In 1945, the average expense ratio (total management fees and operating expenses as a percentage of fund assets) for the largest 25 funds, with aggregate assets of but $700 million, was 0.76 percent, generating aggregate costs of $4.7 million for fund investors. Six decades later, in 2004, the assets of the equity funds managed by the 25 largest fund complexes had soared to $2.5 trillion, but the average expense ratio had soared by 105 percent to 1.56 percent, generating costs of $31 billion. In other words, while their assets were rising 3,600-fold, costs were rising 6,600-fold. (The dollar amount of direct fund expenses borne by shareholders of all equity funds has risen from an estimated $5 million annually in the 1940s to something like $35 billion in 2004, or 7,000-fold.) Despite the substantial economies of scale that exist in mutual fund management, fund investors have not only not shared in these economies, they have actually incurred higher costs of ownership.

Sixty years ago, the mutual fund industry placed its emphasis on fund management as a profession— the trusteeship of other people’s money. Today, there is much evidence that salesmanship has superseded trusteeship as our industry’s prime focus. What was it that caused this sea change? Perhaps trusteeship was essential for an industry whose birth in 1924 was quickly followed by tough times— the Depression and then World War II. Perhaps salesmanship became the winning strategy in the easy times thereafter, an era of almost unremitting economic prosperity. Probably, however, the most powerful force behind the change was that mutual fund management emerged as one of the most profitable businesses in our nation. Entrepreneurs could make big money managing mutual funds.

In 1958, the whole dynamic of entrepreneurship in the fund industry changed. Until then, a trustee could make a tidy profit by managing money but could not capitalize that profit by selling shares of the management company to outside investors. The SEC held that the sale of a management company represented payment for the sale of a fiduciary office, an illegal appropriation of fund assets. If such sales were allowed, the SEC feared, it would lead to “trafficking” in advisory contracts, a gross abuse of the trust of fund shareholders. But a California management company challenged the regulatory agency’s position. The SEC went to court—and lost.

Thus, as 1958 ended, the gates that had prevented public ownership since the industry began 34 years earlier came tumbling down. A rush of initial public offerings followed, with the shares of a dozen management companies quickly brought to market. Investors bought management company shares for the same reasons that they bought shares of Microsoft Corporation and IBM Corporation and, for that matter, Enron: Because they thought their earnings would grow and their stock prices would rise accordingly.

The IPOs were just the beginning. Publicly held and even privately held management

companies were acquired by giant banks and insurance companies that were eager to take the new opportunity to buy into the burgeoning fund business at a healthy premium (averaging ten times book value or more). The term “trafficking” was not far off the mark; there have been at least forty such acquisitions during the past decade alone, and the ownership of some fund firms has been transferred numerous times. Today, among the fifty largest fund managers, only eight remain privately held (plus mutually owned Vanguard). Six firms are publicly held, and the remaining thirty-five management companies are owned by giant financial conglomerates— twenty-two by banks and insurance companies, six by major brokerage firms, and seven by foreign financial institutions.

■ Instruction 1 ■
Name every company that the mutual fund text names explicitly.

■ Dataset ■
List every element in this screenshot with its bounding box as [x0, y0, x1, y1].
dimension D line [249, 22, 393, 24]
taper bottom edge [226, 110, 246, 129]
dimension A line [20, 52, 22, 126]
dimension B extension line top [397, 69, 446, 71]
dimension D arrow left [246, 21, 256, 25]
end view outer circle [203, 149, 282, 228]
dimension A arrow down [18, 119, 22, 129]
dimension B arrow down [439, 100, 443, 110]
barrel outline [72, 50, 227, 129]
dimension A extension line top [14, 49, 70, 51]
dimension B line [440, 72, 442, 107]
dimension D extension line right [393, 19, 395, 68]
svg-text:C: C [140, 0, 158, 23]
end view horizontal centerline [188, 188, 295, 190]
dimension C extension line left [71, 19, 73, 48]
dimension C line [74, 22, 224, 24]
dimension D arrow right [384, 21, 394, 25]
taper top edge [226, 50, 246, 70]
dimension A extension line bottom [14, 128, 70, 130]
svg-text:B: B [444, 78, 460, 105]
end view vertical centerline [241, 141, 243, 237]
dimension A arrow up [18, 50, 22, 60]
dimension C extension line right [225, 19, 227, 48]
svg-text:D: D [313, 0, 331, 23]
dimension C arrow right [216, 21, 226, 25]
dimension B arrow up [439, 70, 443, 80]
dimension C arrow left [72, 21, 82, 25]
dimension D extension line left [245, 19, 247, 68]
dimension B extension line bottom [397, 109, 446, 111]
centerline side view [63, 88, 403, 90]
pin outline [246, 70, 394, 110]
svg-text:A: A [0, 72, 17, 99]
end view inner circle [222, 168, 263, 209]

■ Instruction 2 ■
Reproduce the entries from their first line through the line containing "barrel outline [72, 50, 227, 129]", inclusive, changing each instance of "dimension" to "measurement" and leaving everything else unchanged.

■ Response 1 ■
Microsoft Corporation, IBM Corporation, Enron, Vanguard

■ Response 2 ■
List every element in this screenshot with its bounding box as [x0, y0, x1, y1].
measurement D line [249, 22, 393, 24]
taper bottom edge [226, 110, 246, 129]
measurement A line [20, 52, 22, 126]
measurement B extension line top [397, 69, 446, 71]
measurement D arrow left [246, 21, 256, 25]
end view outer circle [203, 149, 282, 228]
measurement A arrow down [18, 119, 22, 129]
measurement B arrow down [439, 100, 443, 110]
barrel outline [72, 50, 227, 129]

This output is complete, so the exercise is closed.